Given exercise:
Search the records for the word "Boilers" and report each line that has it.

-------- Material for this exercise --------

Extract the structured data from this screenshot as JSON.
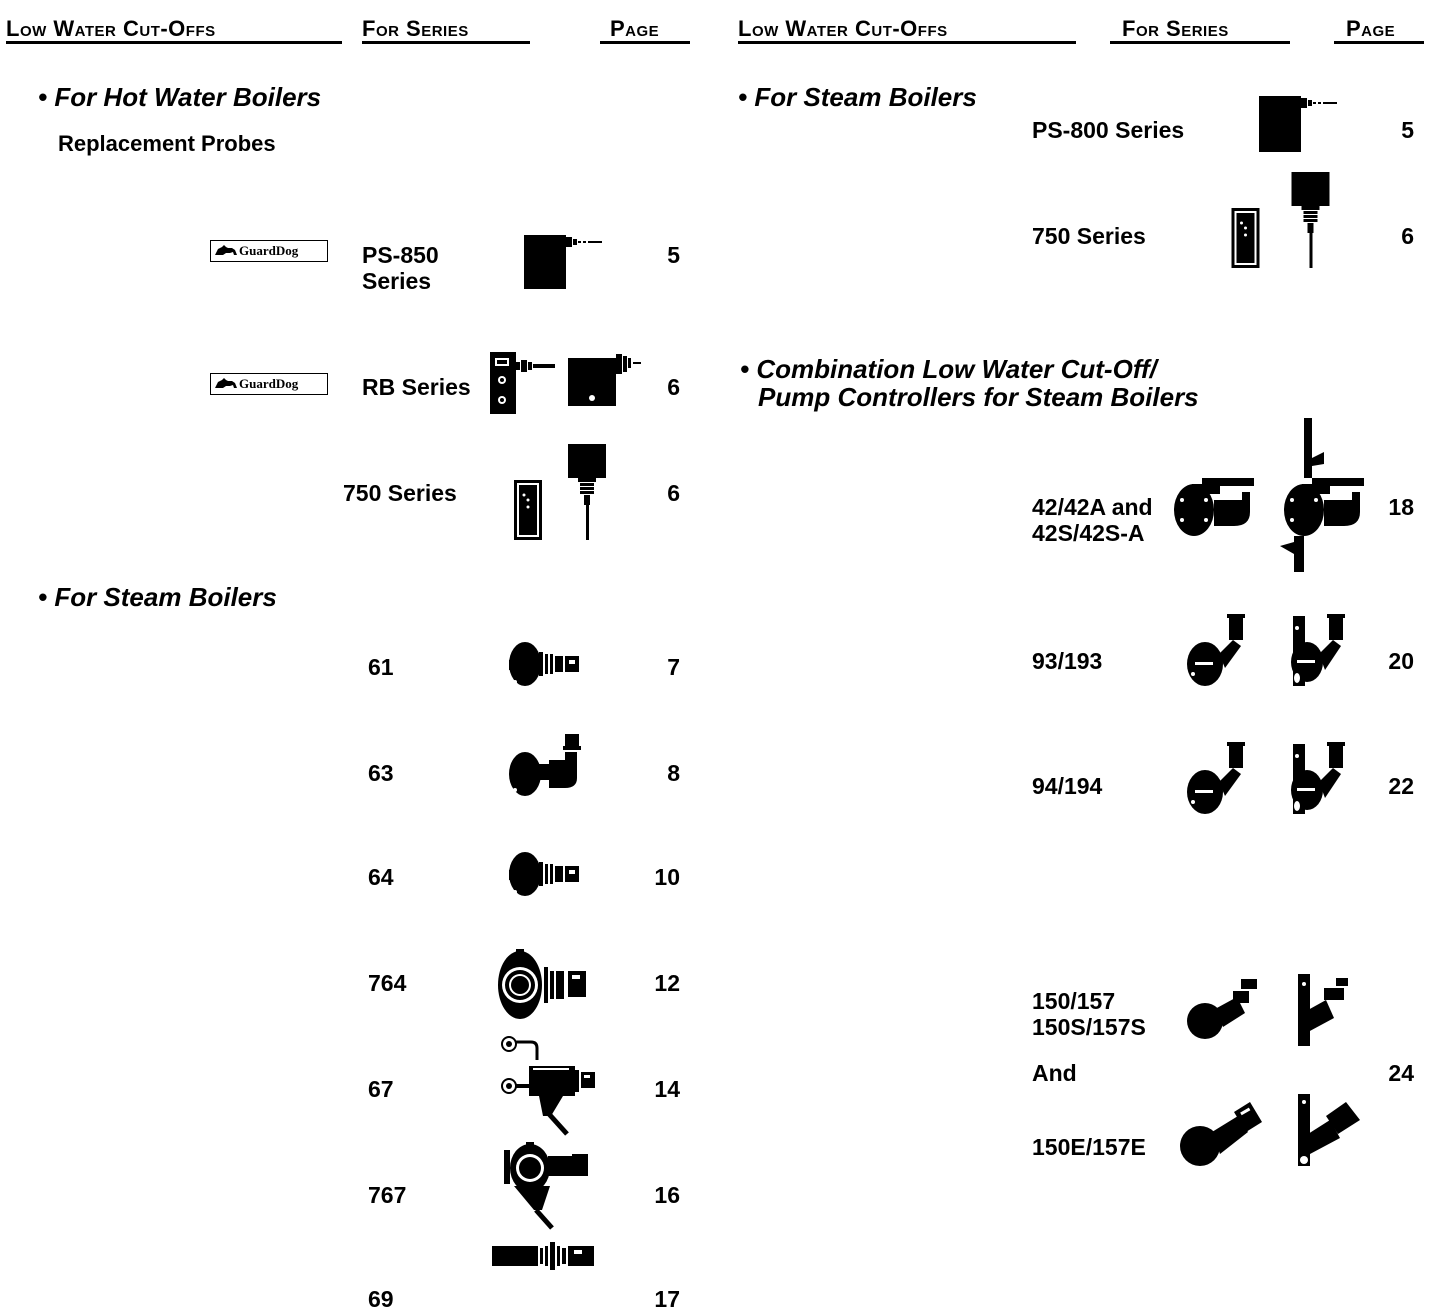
{
  "left_header": {
    "title": "Low Water Cut-Offs",
    "series": "For Series",
    "page": "Page"
  },
  "right_header": {
    "title": "Low Water Cut-Offs",
    "series": "For Series",
    "page": "Page"
  },
  "left": {
    "hot_water": {
      "heading": "• For Hot Water Boilers",
      "subheading": "Replacement Probes",
      "items": [
        {
          "brand": "GuardDog",
          "series_line1": "PS-850",
          "series_line2": "Series",
          "page": "5",
          "icon": "probe-box-icon"
        },
        {
          "brand": "GuardDog",
          "series": "RB Series",
          "page": "6",
          "icon": "rb-probe-icon"
        },
        {
          "series": "750 Series",
          "page": "6",
          "icon": "750-probe-icon"
        }
      ]
    },
    "steam": {
      "heading": "• For Steam Boilers",
      "items": [
        {
          "series": "61",
          "page": "7",
          "icon": "float-control-icon"
        },
        {
          "series": "63",
          "page": "8",
          "icon": "float-elbow-icon"
        },
        {
          "series": "64",
          "page": "10",
          "icon": "float-control-icon"
        },
        {
          "series": "764",
          "page": "12",
          "icon": "float-large-icon"
        },
        {
          "series": "67",
          "page": "14",
          "icon": "float-valve-icon"
        },
        {
          "series": "767",
          "page": "16",
          "icon": "float-drain-icon"
        },
        {
          "series": "69",
          "page": "17",
          "icon": "inline-cutoff-icon"
        }
      ]
    }
  },
  "right": {
    "steam": {
      "heading": "• For Steam Boilers",
      "items": [
        {
          "series": "PS-800 Series",
          "page": "5",
          "icon": "probe-box-icon"
        },
        {
          "series": "750 Series",
          "page": "6",
          "icon": "750-probe-icon"
        }
      ]
    },
    "combination": {
      "heading_line1": "• Combination Low Water Cut-Off/",
      "heading_line2": "Pump Controllers for Steam Boilers",
      "items": [
        {
          "series_line1": "42/42A and",
          "series_line2": "42S/42S-A",
          "page": "18",
          "icon": "pump-controller-icon"
        },
        {
          "series": "93/193",
          "page": "20",
          "icon": "pump-controller-icon"
        },
        {
          "series": "94/194",
          "page": "22",
          "icon": "pump-controller-icon"
        },
        {
          "series_line1": "150/157",
          "series_line2": "150S/157S",
          "connector": "And",
          "series_line3": "150E/157E",
          "page": "24",
          "icon": "pump-controller-icon"
        }
      ]
    }
  }
}
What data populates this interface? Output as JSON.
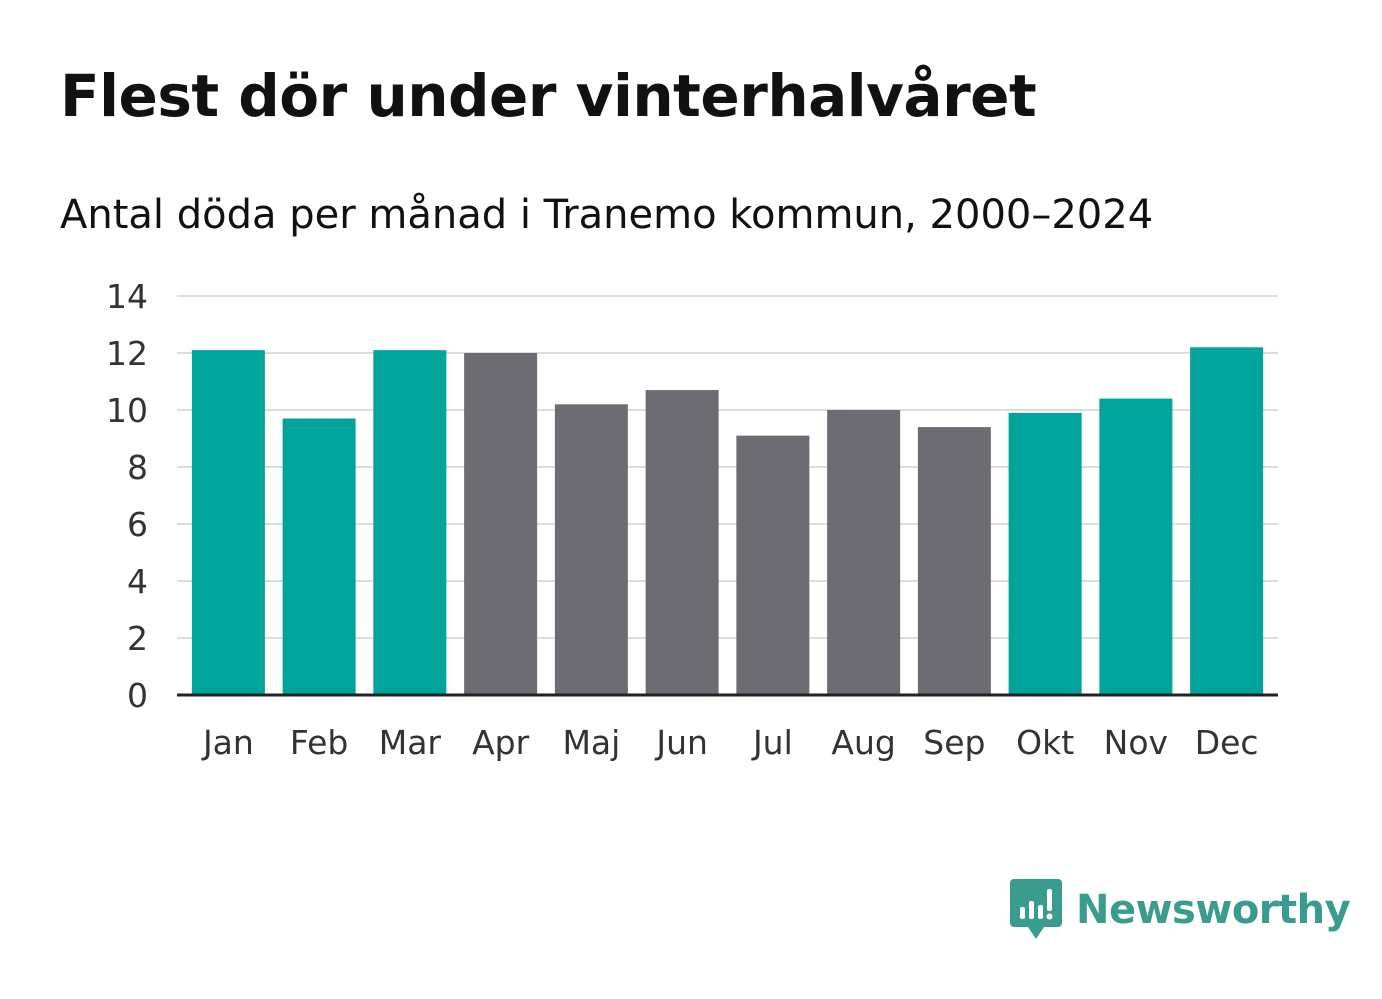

--------

Solution for this problem:
      "heading": "• For Hot Water Boilers",
      "heading": "• For Steam Boilers",
      "heading": "• For Steam Boilers",
      "heading_line2": "Pump Controllers for Steam Boilers",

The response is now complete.